(Figure record listings)
__________________________________________________

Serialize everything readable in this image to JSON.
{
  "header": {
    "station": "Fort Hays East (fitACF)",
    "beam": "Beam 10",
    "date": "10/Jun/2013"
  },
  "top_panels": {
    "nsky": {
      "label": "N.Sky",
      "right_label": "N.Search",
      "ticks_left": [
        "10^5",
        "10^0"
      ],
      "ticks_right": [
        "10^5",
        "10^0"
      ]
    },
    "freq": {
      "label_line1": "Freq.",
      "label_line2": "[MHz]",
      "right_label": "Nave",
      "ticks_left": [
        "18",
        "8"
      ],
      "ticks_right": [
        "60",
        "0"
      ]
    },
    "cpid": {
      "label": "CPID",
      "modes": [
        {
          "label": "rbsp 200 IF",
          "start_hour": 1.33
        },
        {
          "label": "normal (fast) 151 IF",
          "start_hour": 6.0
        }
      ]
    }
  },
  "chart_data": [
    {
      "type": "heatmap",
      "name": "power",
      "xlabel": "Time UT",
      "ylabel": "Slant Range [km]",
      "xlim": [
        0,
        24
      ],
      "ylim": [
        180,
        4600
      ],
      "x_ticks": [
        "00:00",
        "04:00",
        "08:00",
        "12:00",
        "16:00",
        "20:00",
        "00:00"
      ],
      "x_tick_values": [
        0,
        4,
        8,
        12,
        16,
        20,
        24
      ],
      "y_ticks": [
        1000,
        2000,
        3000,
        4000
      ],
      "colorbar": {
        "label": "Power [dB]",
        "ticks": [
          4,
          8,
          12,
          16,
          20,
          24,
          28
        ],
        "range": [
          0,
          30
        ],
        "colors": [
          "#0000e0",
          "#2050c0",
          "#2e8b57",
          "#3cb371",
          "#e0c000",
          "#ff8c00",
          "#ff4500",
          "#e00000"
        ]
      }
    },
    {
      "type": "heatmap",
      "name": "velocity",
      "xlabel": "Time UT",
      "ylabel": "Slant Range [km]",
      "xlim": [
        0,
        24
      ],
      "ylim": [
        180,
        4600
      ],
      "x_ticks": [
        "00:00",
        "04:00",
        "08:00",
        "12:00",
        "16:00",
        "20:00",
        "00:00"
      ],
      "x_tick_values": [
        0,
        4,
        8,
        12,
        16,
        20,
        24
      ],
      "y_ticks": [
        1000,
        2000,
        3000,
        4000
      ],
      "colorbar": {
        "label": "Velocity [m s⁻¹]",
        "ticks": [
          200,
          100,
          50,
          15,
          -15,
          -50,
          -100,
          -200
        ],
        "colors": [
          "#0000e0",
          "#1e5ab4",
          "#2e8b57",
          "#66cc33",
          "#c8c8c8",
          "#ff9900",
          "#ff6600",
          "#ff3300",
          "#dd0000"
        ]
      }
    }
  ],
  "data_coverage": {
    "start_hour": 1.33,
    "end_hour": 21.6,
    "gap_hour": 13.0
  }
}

__________________________________________________

Copy the material above, line for line.

Right answer
Serialize everything readable in this image to JSON.
{
  "header": {
    "station": "Fort Hays East (fitACF)",
    "beam": "Beam 10",
    "date": "10/Jun/2013"
  },
  "top_panels": {
    "nsky": {
      "label": "N.Sky",
      "right_label": "N.Search",
      "ticks_left": [
        "10^5",
        "10^0"
      ],
      "ticks_right": [
        "10^5",
        "10^0"
      ]
    },
    "freq": {
      "label_line1": "Freq.",
      "label_line2": "[MHz]",
      "right_label": "Nave",
      "ticks_left": [
        "18",
        "8"
      ],
      "ticks_right": [
        "60",
        "0"
      ]
    },
    "cpid": {
      "label": "CPID",
      "modes": [
        {
          "label": "rbsp 200 IF",
          "start_hour": 1.33
        },
        {
          "label": "normal (fast) 151 IF",
          "start_hour": 6.0
        }
      ]
    }
  },
  "chart_data": [
    {
      "type": "heatmap",
      "name": "power",
      "xlabel": "Time UT",
      "ylabel": "Slant Range [km]",
      "xlim": [
        0,
        24
      ],
      "ylim": [
        180,
        4600
      ],
      "x_ticks": [
        "00:00",
        "04:00",
        "08:00",
        "12:00",
        "16:00",
        "20:00",
        "00:00"
      ],
      "x_tick_values": [
        0,
        4,
        8,
        12,
        16,
        20,
        24
      ],
      "y_ticks": [
        1000,
        2000,
        3000,
        4000
      ],
      "colorbar": {
        "label": "Power [dB]",
        "ticks": [
          4,
          8,
          12,
          16,
          20,
          24,
          28
        ],
        "range": [
          0,
          30
        ],
        "colors": [
          "#0000e0",
          "#2050c0",
          "#2e8b57",
          "#3cb371",
          "#e0c000",
          "#ff8c00",
          "#ff4500",
          "#e00000"
        ]
      }
    },
    {
      "type": "heatmap",
      "name": "velocity",
      "xlabel": "Time UT",
      "ylabel": "Slant Range [km]",
      "xlim": [
        0,
        24
      ],
      "ylim": [
        180,
        4600
      ],
      "x_ticks": [
        "00:00",
        "04:00",
        "08:00",
        "12:00",
        "16:00",
        "20:00",
        "00:00"
      ],
      "x_tick_values": [
        0,
        4,
        8,
        12,
        16,
        20,
        24
      ],
      "y_ticks": [
        1000,
        2000,
        3000,
        4000
      ],
      "colorbar": {
        "label": "Velocity [m s⁻¹]",
        "ticks": [
          200,
          100,
          50,
          15,
          -15,
          -50,
          -100,
          -200
        ],
        "colors": [
          "#0000e0",
          "#1e5ab4",
          "#2e8b57",
          "#66cc33",
          "#c8c8c8",
          "#ff9900",
          "#ff6600",
          "#ff3300",
          "#dd0000"
        ]
      }
    }
  ],
  "data_coverage": {
    "start_hour": 1.33,
    "end_hour": 21.6,
    "gap_hour": 13.0
  }
}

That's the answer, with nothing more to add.